**AIM OF THE EXERCISE**
Give every entry again, unchanged, and leave its images out.
-- START --
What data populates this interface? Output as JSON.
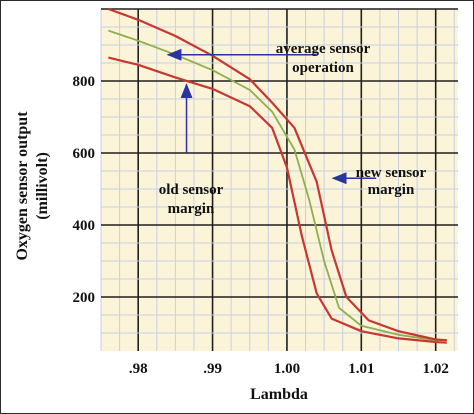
{
  "chart_data": {
    "type": "line",
    "xlabel": "Lambda",
    "ylabel": "Oxygen sensor output",
    "ylabel_unit": "(millivolt)",
    "xlim": [
      0.975,
      1.023
    ],
    "ylim": [
      50,
      1000
    ],
    "grid": true,
    "x_ticks": [
      0.98,
      0.99,
      1.0,
      1.01,
      1.02
    ],
    "x_tick_labels": [
      ".98",
      ".99",
      "1.00",
      "1.01",
      "1.02"
    ],
    "y_ticks": [
      200,
      400,
      600,
      800
    ],
    "y_tick_labels": [
      "200",
      "400",
      "600",
      "800"
    ],
    "colors": {
      "old_margin": "#c8372f",
      "average": "#8fae4c",
      "new_margin": "#c8372f",
      "grid_minor": "#c9cfe0",
      "grid_major": "#1f1f1f",
      "background": "#fbf4d8",
      "annotation": "#2a34a0"
    },
    "series": [
      {
        "values": [
          [
            0.976,
            865
          ],
          [
            0.98,
            845
          ],
          [
            0.985,
            810
          ],
          [
            0.99,
            778
          ],
          [
            0.995,
            730
          ],
          [
            0.998,
            670
          ],
          [
            1.0,
            560
          ],
          [
            1.002,
            370
          ],
          [
            1.004,
            210
          ],
          [
            1.006,
            140
          ],
          [
            1.01,
            105
          ],
          [
            1.015,
            85
          ],
          [
            1.02,
            75
          ],
          [
            1.0215,
            73
          ]
        ]
      },
      {
        "values": [
          [
            0.976,
            940
          ],
          [
            0.98,
            912
          ],
          [
            0.985,
            873
          ],
          [
            0.99,
            830
          ],
          [
            0.995,
            775
          ],
          [
            0.998,
            715
          ],
          [
            1.001,
            610
          ],
          [
            1.003,
            470
          ],
          [
            1.005,
            300
          ],
          [
            1.007,
            170
          ],
          [
            1.01,
            120
          ],
          [
            1.015,
            95
          ],
          [
            1.02,
            80
          ],
          [
            1.0215,
            77
          ]
        ]
      },
      {
        "values": [
          [
            0.976,
            1000
          ],
          [
            0.98,
            970
          ],
          [
            0.985,
            925
          ],
          [
            0.99,
            870
          ],
          [
            0.995,
            805
          ],
          [
            0.998,
            740
          ],
          [
            1.001,
            670
          ],
          [
            1.004,
            520
          ],
          [
            1.006,
            330
          ],
          [
            1.008,
            200
          ],
          [
            1.011,
            135
          ],
          [
            1.015,
            105
          ],
          [
            1.02,
            82
          ],
          [
            1.0215,
            80
          ]
        ]
      }
    ],
    "annotations": [
      {
        "lines": [
          "average sensor",
          "operation"
        ],
        "arrow_to": [
          0.984,
          873
        ],
        "arrow_from": [
          1.004,
          873
        ]
      },
      {
        "lines": [
          "old sensor",
          "margin"
        ],
        "arrow_to": [
          0.9865,
          790
        ],
        "arrow_from": [
          0.9865,
          600
        ]
      },
      {
        "lines": [
          "new sensor",
          "margin"
        ],
        "arrow_to": [
          1.0062,
          530
        ],
        "arrow_from": [
          1.012,
          530
        ]
      }
    ]
  }
}
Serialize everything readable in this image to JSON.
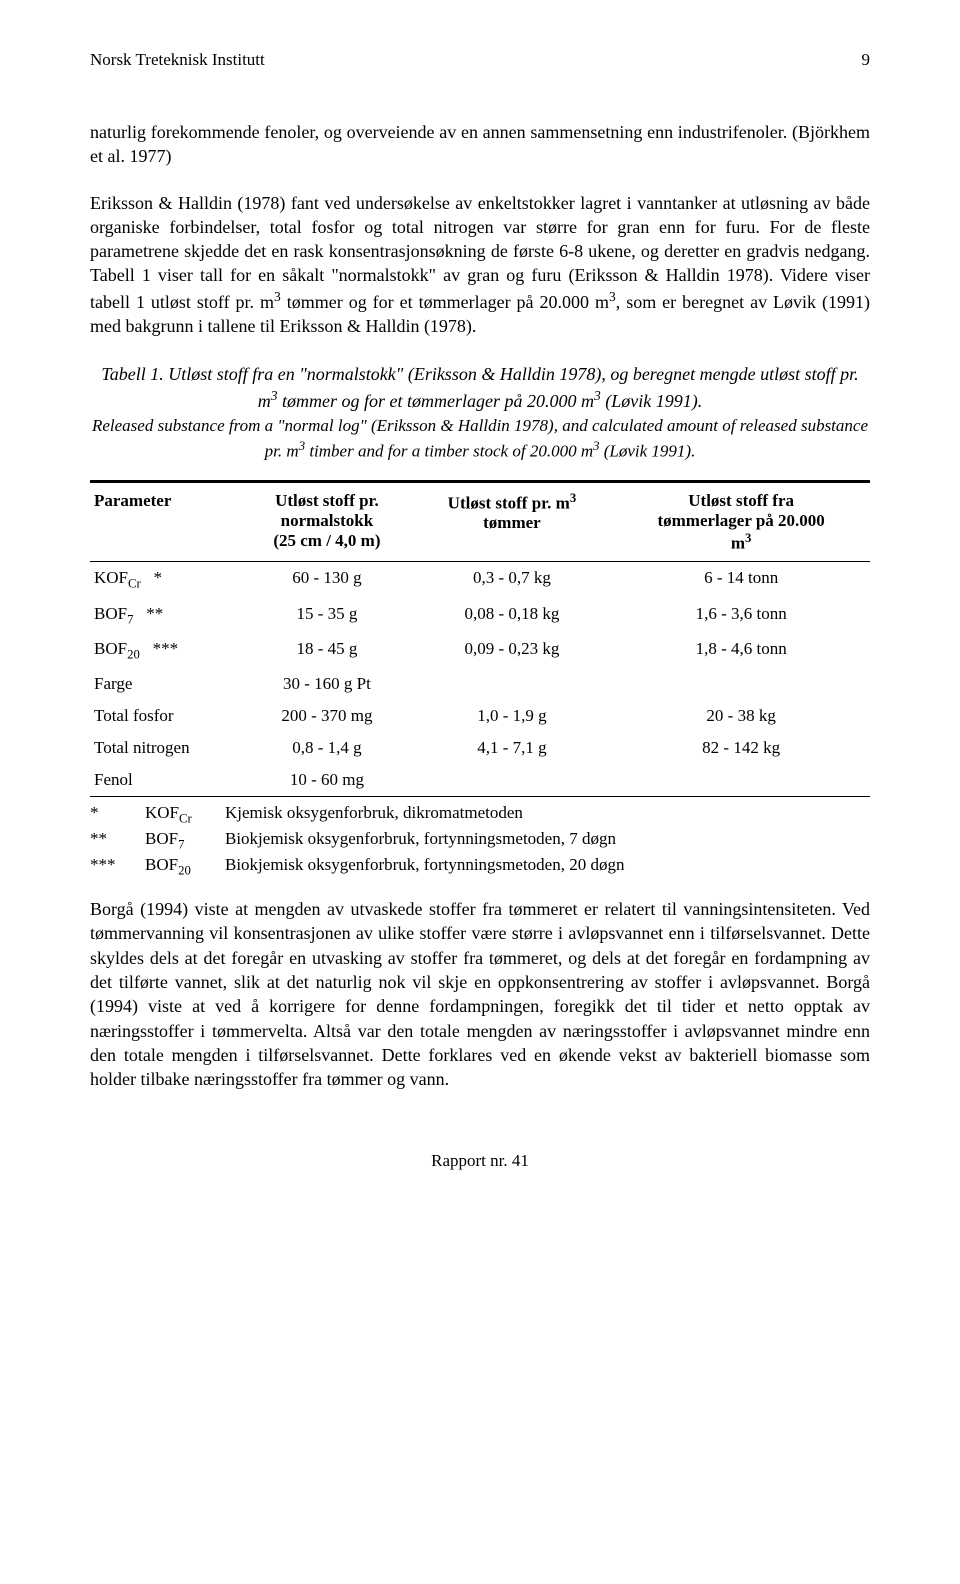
{
  "header": {
    "institute": "Norsk Treteknisk Institutt",
    "page_number": "9"
  },
  "paragraph_1": {
    "pre_1": "naturlig forekommende fenoler, og overveiende av en annen sammensetning enn industrifenoler. (Björkhem et al. 1977)",
    "pre_2a": "Eriksson & Halldin (1978) fant ved undersøkelse av enkeltstokker lagret i vanntanker at utløsning av både organiske forbindelser, total fosfor og total nitrogen var større for gran enn for furu. For de fleste parametrene skjedde det en rask konsentrasjonsøkning de første 6-8 ukene, og deretter en gradvis nedgang. Tabell 1 viser tall for en såkalt \"normalstokk\" av gran og furu (Eriksson & Halldin 1978). Videre viser tabell 1 utløst stoff pr. m",
    "pre_2b": " tømmer og for et tømmerlager på 20.000 m",
    "pre_2c": ", som er beregnet av Løvik (1991) med bakgrunn i tallene til Eriksson & Halldin (1978)."
  },
  "table_caption": {
    "main_a": "Tabell 1. Utløst stoff fra en \"normalstokk\" (Eriksson & Halldin 1978), og beregnet mengde utløst stoff pr. m",
    "main_b": " tømmer og for et tømmerlager på 20.000 m",
    "main_c": " (Løvik 1991).",
    "sub_a": "Released substance from a \"normal log\" (Eriksson & Halldin 1978), and calculated amount of released substance pr. m",
    "sub_b": " timber and for a timber stock of 20.000 m",
    "sub_c": " (Løvik 1991)."
  },
  "table": {
    "columns": {
      "c1": "Parameter",
      "c2_l1": "Utløst stoff pr.",
      "c2_l2": "normalstokk",
      "c2_l3": "(25 cm / 4,0 m)",
      "c3_l1": "Utløst stoff pr. m",
      "c3_l2": "tømmer",
      "c4_l1": "Utløst stoff fra",
      "c4_l2": "tømmerlager på 20.000",
      "c4_l3": "m"
    },
    "rows": [
      {
        "p": "KOF",
        "psub": "Cr",
        "star": "*",
        "c2": "60 - 130 g",
        "c3": "0,3 - 0,7 kg",
        "c4": "6 - 14 tonn"
      },
      {
        "p": "BOF",
        "psub": "7",
        "star": "**",
        "c2": "15 - 35 g",
        "c3": "0,08 - 0,18 kg",
        "c4": "1,6 - 3,6 tonn"
      },
      {
        "p": "BOF",
        "psub": "20",
        "star": "***",
        "c2": "18 - 45 g",
        "c3": "0,09 - 0,23 kg",
        "c4": "1,8 - 4,6 tonn"
      },
      {
        "p": "Farge",
        "c2": "30 - 160 g  Pt",
        "c3": "",
        "c4": ""
      },
      {
        "p": "Total fosfor",
        "c2": "200 - 370 mg",
        "c3": "1,0 - 1,9 g",
        "c4": "20 - 38 kg"
      },
      {
        "p": "Total nitrogen",
        "c2": "0,8 - 1,4 g",
        "c3": "4,1 - 7,1 g",
        "c4": "82 - 142 kg"
      },
      {
        "p": "Fenol",
        "c2": "10 - 60 mg",
        "c3": "",
        "c4": ""
      }
    ],
    "notes": [
      {
        "sym": "*",
        "abbr": "KOF",
        "abbr_sub": "Cr",
        "text": "Kjemisk oksygenforbruk, dikromatmetoden"
      },
      {
        "sym": "**",
        "abbr": "BOF",
        "abbr_sub": "7",
        "text": "Biokjemisk oksygenforbruk, fortynningsmetoden, 7 døgn"
      },
      {
        "sym": "***",
        "abbr": "BOF",
        "abbr_sub": "20",
        "text": "Biokjemisk oksygenforbruk, fortynningsmetoden, 20 døgn"
      }
    ]
  },
  "paragraph_3": "Borgå (1994) viste at mengden av utvaskede stoffer fra tømmeret er relatert til vanningsintensiteten. Ved tømmervanning vil konsentrasjonen av ulike stoffer være større i avløpsvannet enn i tilførselsvannet. Dette skyldes dels at det foregår en utvasking av stoffer fra tømmeret, og dels at det foregår en fordampning av det tilførte vannet, slik at det naturlig nok vil skje en oppkonsentrering av stoffer i avløpsvannet. Borgå (1994) viste at ved å korrigere for denne fordampningen, foregikk det til tider et netto opptak av næringsstoffer i tømmervelta. Altså var den totale mengden av næringsstoffer i avløpsvannet mindre enn den totale mengden i tilførselsvannet. Dette forklares ved en økende vekst av bakteriell biomasse som holder tilbake næringsstoffer fra tømmer og vann.",
  "footer": "Rapport nr. 41"
}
-- END --
**RESULT**
What data populates this interface? Output as JSON.
{
  "chart_data": {
    "type": "line",
    "xlabel": "Lambda",
    "ylabel": "Oxygen sensor output",
    "ylabel_unit": "(millivolt)",
    "xlim": [
      0.975,
      1.023
    ],
    "ylim": [
      50,
      1000
    ],
    "grid": true,
    "x_ticks": [
      0.98,
      0.99,
      1.0,
      1.01,
      1.02
    ],
    "x_tick_labels": [
      ".98",
      ".99",
      "1.00",
      "1.01",
      "1.02"
    ],
    "y_ticks": [
      200,
      400,
      600,
      800
    ],
    "y_tick_labels": [
      "200",
      "400",
      "600",
      "800"
    ],
    "colors": {
      "old_margin": "#c8372f",
      "average": "#8fae4c",
      "new_margin": "#c8372f",
      "grid_minor": "#c9cfe0",
      "grid_major": "#1f1f1f",
      "background": "#fbf4d8",
      "annotation": "#2a34a0"
    },
    "series": [
      {
        "values": [
          [
            0.976,
            865
          ],
          [
            0.98,
            845
          ],
          [
            0.985,
            810
          ],
          [
            0.99,
            778
          ],
          [
            0.995,
            730
          ],
          [
            0.998,
            670
          ],
          [
            1.0,
            560
          ],
          [
            1.002,
            370
          ],
          [
            1.004,
            210
          ],
          [
            1.006,
            140
          ],
          [
            1.01,
            105
          ],
          [
            1.015,
            85
          ],
          [
            1.02,
            75
          ],
          [
            1.0215,
            73
          ]
        ]
      },
      {
        "values": [
          [
            0.976,
            940
          ],
          [
            0.98,
            912
          ],
          [
            0.985,
            873
          ],
          [
            0.99,
            830
          ],
          [
            0.995,
            775
          ],
          [
            0.998,
            715
          ],
          [
            1.001,
            610
          ],
          [
            1.003,
            470
          ],
          [
            1.005,
            300
          ],
          [
            1.007,
            170
          ],
          [
            1.01,
            120
          ],
          [
            1.015,
            95
          ],
          [
            1.02,
            80
          ],
          [
            1.0215,
            77
          ]
        ]
      },
      {
        "values": [
          [
            0.976,
            1000
          ],
          [
            0.98,
            970
          ],
          [
            0.985,
            925
          ],
          [
            0.99,
            870
          ],
          [
            0.995,
            805
          ],
          [
            0.998,
            740
          ],
          [
            1.001,
            670
          ],
          [
            1.004,
            520
          ],
          [
            1.006,
            330
          ],
          [
            1.008,
            200
          ],
          [
            1.011,
            135
          ],
          [
            1.015,
            105
          ],
          [
            1.02,
            82
          ],
          [
            1.0215,
            80
          ]
        ]
      }
    ],
    "annotations": [
      {
        "lines": [
          "average sensor",
          "operation"
        ],
        "arrow_to": [
          0.984,
          873
        ],
        "arrow_from": [
          1.004,
          873
        ]
      },
      {
        "lines": [
          "old sensor",
          "margin"
        ],
        "arrow_to": [
          0.9865,
          790
        ],
        "arrow_from": [
          0.9865,
          600
        ]
      },
      {
        "lines": [
          "new sensor",
          "margin"
        ],
        "arrow_to": [
          1.0062,
          530
        ],
        "arrow_from": [
          1.012,
          530
        ]
      }
    ]
  }
}
Serialize everything readable in this image to JSON.
{
  "header": {
    "institute": "Norsk Treteknisk Institutt",
    "page_number": "9"
  },
  "paragraph_1": {
    "pre_1": "naturlig forekommende fenoler, og overveiende av en annen sammensetning enn industrifenoler. (Björkhem et al. 1977)",
    "pre_2a": "Eriksson & Halldin (1978) fant ved undersøkelse av enkeltstokker lagret i vanntanker at utløsning av både organiske forbindelser, total fosfor og total nitrogen var større for gran enn for furu. For de fleste parametrene skjedde det en rask konsentrasjonsøkning de første 6-8 ukene, og deretter en gradvis nedgang. Tabell 1 viser tall for en såkalt \"normalstokk\" av gran og furu (Eriksson & Halldin 1978). Videre viser tabell 1 utløst stoff pr. m",
    "pre_2b": " tømmer og for et tømmerlager på 20.000 m",
    "pre_2c": ", som er beregnet av Løvik (1991) med bakgrunn i tallene til Eriksson & Halldin (1978)."
  },
  "table_caption": {
    "main_a": "Tabell 1. Utløst stoff fra en \"normalstokk\" (Eriksson & Halldin 1978), og beregnet mengde utløst stoff pr. m",
    "main_b": " tømmer og for et tømmerlager på 20.000 m",
    "main_c": " (Løvik 1991).",
    "sub_a": "Released substance from a \"normal log\" (Eriksson & Halldin 1978), and calculated amount of released substance pr. m",
    "sub_b": " timber and for a timber stock of 20.000 m",
    "sub_c": " (Løvik 1991)."
  },
  "table": {
    "columns": {
      "c1": "Parameter",
      "c2_l1": "Utløst stoff pr.",
      "c2_l2": "normalstokk",
      "c2_l3": "(25 cm / 4,0 m)",
      "c3_l1": "Utløst stoff pr. m",
      "c3_l2": "tømmer",
      "c4_l1": "Utløst stoff fra",
      "c4_l2": "tømmerlager på 20.000",
      "c4_l3": "m"
    },
    "rows": [
      {
        "p": "KOF",
        "psub": "Cr",
        "star": "*",
        "c2": "60 - 130 g",
        "c3": "0,3 - 0,7 kg",
        "c4": "6 - 14 tonn"
      },
      {
        "p": "BOF",
        "psub": "7",
        "star": "**",
        "c2": "15 - 35 g",
        "c3": "0,08 - 0,18 kg",
        "c4": "1,6 - 3,6 tonn"
      },
      {
        "p": "BOF",
        "psub": "20",
        "star": "***",
        "c2": "18 - 45 g",
        "c3": "0,09 - 0,23 kg",
        "c4": "1,8 - 4,6 tonn"
      },
      {
        "p": "Farge",
        "c2": "30 - 160 g  Pt",
        "c3": "",
        "c4": ""
      },
      {
        "p": "Total fosfor",
        "c2": "200 - 370 mg",
        "c3": "1,0 - 1,9 g",
        "c4": "20 - 38 kg"
      },
      {
        "p": "Total nitrogen",
        "c2": "0,8 - 1,4 g",
        "c3": "4,1 - 7,1 g",
        "c4": "82 - 142 kg"
      },
      {
        "p": "Fenol",
        "c2": "10 - 60 mg",
        "c3": "",
        "c4": ""
      }
    ],
    "notes": [
      {
        "sym": "*",
        "abbr": "KOF",
        "abbr_sub": "Cr",
        "text": "Kjemisk oksygenforbruk, dikromatmetoden"
      },
      {
        "sym": "**",
        "abbr": "BOF",
        "abbr_sub": "7",
        "text": "Biokjemisk oksygenforbruk, fortynningsmetoden, 7 døgn"
      },
      {
        "sym": "***",
        "abbr": "BOF",
        "abbr_sub": "20",
        "text": "Biokjemisk oksygenforbruk, fortynningsmetoden, 20 døgn"
      }
    ]
  },
  "paragraph_3": "Borgå (1994) viste at mengden av utvaskede stoffer fra tømmeret er relatert til vanningsintensiteten. Ved tømmervanning vil konsentrasjonen av ulike stoffer være større i avløpsvannet enn i tilførselsvannet. Dette skyldes dels at det foregår en utvasking av stoffer fra tømmeret, og dels at det foregår en fordampning av det tilførte vannet, slik at det naturlig nok vil skje en oppkonsentrering av stoffer i avløpsvannet. Borgå (1994) viste at ved å korrigere for denne fordampningen, foregikk det til tider et netto opptak av næringsstoffer i tømmervelta. Altså var den totale mengden av næringsstoffer i avløpsvannet mindre enn den totale mengden i tilførselsvannet. Dette forklares ved en økende vekst av bakteriell biomasse som holder tilbake næringsstoffer fra tømmer og vann.",
  "footer": "Rapport nr. 41"
}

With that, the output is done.